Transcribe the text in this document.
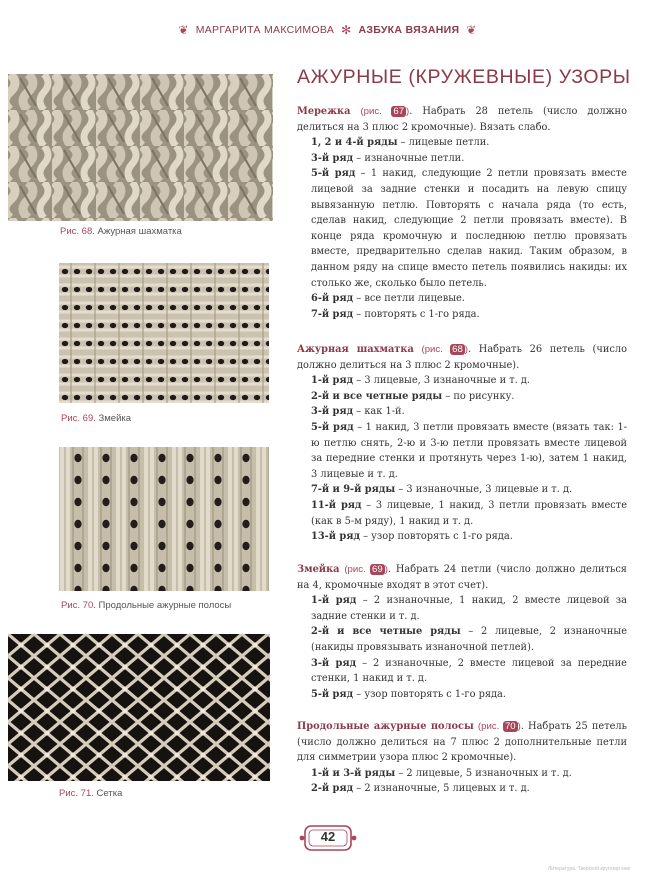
❦ МАРГАРИТА МАКСИМОВА ✻ АЗБУКА ВЯЗАНИЯ ❦
Рис. 68. Ажурная шахматка
Рис. 69. Змейка
Рис. 70. Продольные ажурные полосы
Рис. 71. Сетка
АЖУРНЫЕ (КРУЖЕВНЫЕ) УЗОРЫ

Мережка (рис. 67 ). Набрать 28 петель (число должно делиться на 3 плюс 2 кромочные). Вязать слабо.

1, 2 и 4-й ряды – лицевые петли.

3-й ряд – изнаночные петли.

5-й ряд – 1 накид, следующие 2 петли провязать вместе лицевой за задние стенки и посадить на левую спицу вывязанную петлю. Повторять с начала ряда (то есть, сделав накид, следующие 2 петли провязать вместе). В конце ряда кромочную и последнюю петлю провязать вместе, предварительно сделав накид. Таким образом, в данном ряду на спице вместо петель появились накиды: их столько же, сколько было петель.

6-й ряд – все петли лицевые.

7-й ряд – повторять с 1-го ряда.

Ажурная шахматка (рис. 68 ). Набрать 26 петель (число должно делиться на 3 плюс 2 кромочные).

1-й ряд – 3 лицевые, 3 изнаночные и т. д.

2-й и все четные ряды – по рисунку.

3-й ряд – как 1-й.

5-й ряд – 1 накид, 3 петли провязать вместе (вязать так: 1-ю петлю снять, 2-ю и 3-ю петли провязать вместе лицевой за передние стенки и протянуть через 1-ю), затем 1 накид, 3 лицевые и т. д.

7-й и 9-й ряды – 3 изнаночные, 3 лицевые и т. д.

11-й ряд – 3 лицевые, 1 накид, 3 петли провязать вместе (как в 5-м ряду), 1 накид и т. д.

13-й ряд – узор повторять с 1-го ряда.

Змейка (рис. 69 ). Набрать 24 петли (число должно делиться на 4, кромочные входят в этот счет).

1-й ряд – 2 изнаночные, 1 накид, 2 вместе лицевой за задние стенки и т. д.

2-й и все четные ряды – 2 лицевые, 2 изнаночные (накиды провязывать изнаночной петлей).

3-й ряд – 2 изнаночные, 2 вместе лицевой за передние стенки, 1 накид и т. д.

5-й ряд – узор повторять с 1-го ряда.

Продольные ажурные полосы (рис. 70 ). Набрать 25 петель (число должно делиться на 7 плюс 2 дополнительные петли для симметрии узора плюс 2 кромочные).

1-й и 3-й ряды – 2 лицевые, 5 изнаночных и т. д.

2-й ряд – 2 изнаночные, 5 лицевых и т. д.

42
Литература. Тверской кругозор книг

=-=-=-=-=

→ What the task requires: Copy each line of the records precisely and drop any images they hold.

→ Answer to this task:
Transcribe the text in this document.
❦ МАРГАРИТА МАКСИМОВА ✻ АЗБУКА ВЯЗАНИЯ ❦
Рис. 68. Ажурная шахматка
Рис. 69. Змейка
Рис. 70. Продольные ажурные полосы
Рис. 71. Сетка
АЖУРНЫЕ (КРУЖЕВНЫЕ) УЗОРЫ

Мережка (рис. 67 ). Набрать 28 петель (число должно делиться на 3 плюс 2 кромочные). Вязать слабо.

1, 2 и 4-й ряды – лицевые петли.

3-й ряд – изнаночные петли.

5-й ряд – 1 накид, следующие 2 петли провязать вместе лицевой за задние стенки и посадить на левую спицу вывязанную петлю. Повторять с начала ряда (то есть, сделав накид, следующие 2 петли провязать вместе). В конце ряда кромочную и последнюю петлю провязать вместе, предварительно сделав накид. Таким образом, в данном ряду на спице вместо петель появились накиды: их столько же, сколько было петель.

6-й ряд – все петли лицевые.

7-й ряд – повторять с 1-го ряда.

Ажурная шахматка (рис. 68 ). Набрать 26 петель (число должно делиться на 3 плюс 2 кромочные).

1-й ряд – 3 лицевые, 3 изнаночные и т. д.

2-й и все четные ряды – по рисунку.

3-й ряд – как 1-й.

5-й ряд – 1 накид, 3 петли провязать вместе (вязать так: 1-ю петлю снять, 2-ю и 3-ю петли провязать вместе лицевой за передние стенки и протянуть через 1-ю), затем 1 накид, 3 лицевые и т. д.

7-й и 9-й ряды – 3 изнаночные, 3 лицевые и т. д.

11-й ряд – 3 лицевые, 1 накид, 3 петли провязать вместе (как в 5-м ряду), 1 накид и т. д.

13-й ряд – узор повторять с 1-го ряда.

Змейка (рис. 69 ). Набрать 24 петли (число должно делиться на 4, кромочные входят в этот счет).

1-й ряд – 2 изнаночные, 1 накид, 2 вместе лицевой за задние стенки и т. д.

2-й и все четные ряды – 2 лицевые, 2 изнаночные (накиды провязывать изнаночной петлей).

3-й ряд – 2 изнаночные, 2 вместе лицевой за передние стенки, 1 накид и т. д.

5-й ряд – узор повторять с 1-го ряда.

Продольные ажурные полосы (рис. 70 ). Набрать 25 петель (число должно делиться на 7 плюс 2 дополнительные петли для симметрии узора плюс 2 кромочные).

1-й и 3-й ряды – 2 лицевые, 5 изнаночных и т. д.

2-й ряд – 2 изнаночные, 5 лицевых и т. д.

42
Литература. Тверской кругозор книг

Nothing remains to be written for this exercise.